What you are asked to do:
Show every line in the records below that contains the word "Халява".

[Supplied records start]

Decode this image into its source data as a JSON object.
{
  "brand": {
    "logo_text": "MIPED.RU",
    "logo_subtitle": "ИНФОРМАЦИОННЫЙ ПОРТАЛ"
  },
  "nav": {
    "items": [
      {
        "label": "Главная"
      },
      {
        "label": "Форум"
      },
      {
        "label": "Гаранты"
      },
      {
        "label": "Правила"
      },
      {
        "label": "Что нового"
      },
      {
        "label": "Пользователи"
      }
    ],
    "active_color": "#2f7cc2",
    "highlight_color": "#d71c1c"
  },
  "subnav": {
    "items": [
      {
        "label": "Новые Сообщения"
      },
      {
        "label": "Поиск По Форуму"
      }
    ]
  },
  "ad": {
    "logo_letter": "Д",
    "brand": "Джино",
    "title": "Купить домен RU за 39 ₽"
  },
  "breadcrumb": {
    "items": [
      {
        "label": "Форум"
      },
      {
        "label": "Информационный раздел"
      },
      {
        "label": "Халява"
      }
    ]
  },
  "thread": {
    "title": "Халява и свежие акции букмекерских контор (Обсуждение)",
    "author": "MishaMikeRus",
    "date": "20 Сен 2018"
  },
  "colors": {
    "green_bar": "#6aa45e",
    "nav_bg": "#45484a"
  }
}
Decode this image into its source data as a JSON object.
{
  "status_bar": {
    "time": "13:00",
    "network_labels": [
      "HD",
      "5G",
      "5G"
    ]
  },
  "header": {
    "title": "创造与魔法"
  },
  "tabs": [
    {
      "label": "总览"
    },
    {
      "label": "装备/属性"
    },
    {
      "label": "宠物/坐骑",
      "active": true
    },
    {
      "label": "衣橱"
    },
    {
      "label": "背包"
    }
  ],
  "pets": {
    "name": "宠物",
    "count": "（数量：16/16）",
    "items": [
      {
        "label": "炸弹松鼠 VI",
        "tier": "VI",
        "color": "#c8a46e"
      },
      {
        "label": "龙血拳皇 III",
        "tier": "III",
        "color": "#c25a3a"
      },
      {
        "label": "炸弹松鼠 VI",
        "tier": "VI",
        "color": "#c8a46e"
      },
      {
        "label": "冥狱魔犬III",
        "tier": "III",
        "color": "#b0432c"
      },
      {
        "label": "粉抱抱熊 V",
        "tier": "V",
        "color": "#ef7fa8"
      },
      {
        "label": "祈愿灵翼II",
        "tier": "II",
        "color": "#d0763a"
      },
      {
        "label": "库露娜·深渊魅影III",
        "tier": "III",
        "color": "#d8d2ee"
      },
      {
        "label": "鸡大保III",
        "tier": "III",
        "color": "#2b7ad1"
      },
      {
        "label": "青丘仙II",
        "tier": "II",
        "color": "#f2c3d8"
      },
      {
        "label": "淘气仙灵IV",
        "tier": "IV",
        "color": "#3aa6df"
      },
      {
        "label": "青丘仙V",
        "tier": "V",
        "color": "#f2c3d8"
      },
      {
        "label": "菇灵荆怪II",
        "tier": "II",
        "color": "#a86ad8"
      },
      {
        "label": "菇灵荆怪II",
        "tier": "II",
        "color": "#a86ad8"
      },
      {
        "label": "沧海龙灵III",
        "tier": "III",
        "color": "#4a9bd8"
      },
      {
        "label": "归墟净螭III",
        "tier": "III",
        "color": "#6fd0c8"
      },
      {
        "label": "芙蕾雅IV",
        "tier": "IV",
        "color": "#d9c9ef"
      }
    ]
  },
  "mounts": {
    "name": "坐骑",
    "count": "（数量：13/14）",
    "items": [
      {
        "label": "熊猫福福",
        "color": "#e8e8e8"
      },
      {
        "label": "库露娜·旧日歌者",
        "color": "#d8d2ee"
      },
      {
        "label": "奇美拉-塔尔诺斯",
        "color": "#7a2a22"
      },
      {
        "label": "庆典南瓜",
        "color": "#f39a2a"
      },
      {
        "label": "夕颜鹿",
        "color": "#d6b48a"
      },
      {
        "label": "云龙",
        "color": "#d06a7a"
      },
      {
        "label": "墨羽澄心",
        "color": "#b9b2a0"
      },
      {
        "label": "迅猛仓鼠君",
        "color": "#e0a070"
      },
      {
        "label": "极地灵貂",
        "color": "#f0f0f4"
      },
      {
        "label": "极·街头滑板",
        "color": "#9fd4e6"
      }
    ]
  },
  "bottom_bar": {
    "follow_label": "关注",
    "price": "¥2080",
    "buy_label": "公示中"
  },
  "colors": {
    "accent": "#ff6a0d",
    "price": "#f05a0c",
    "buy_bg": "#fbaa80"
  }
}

[Supplied records end]

Finished answer:
        "label": "Халява"
    "title": "Халява и свежие акции букмекерских контор (Обсуждение)",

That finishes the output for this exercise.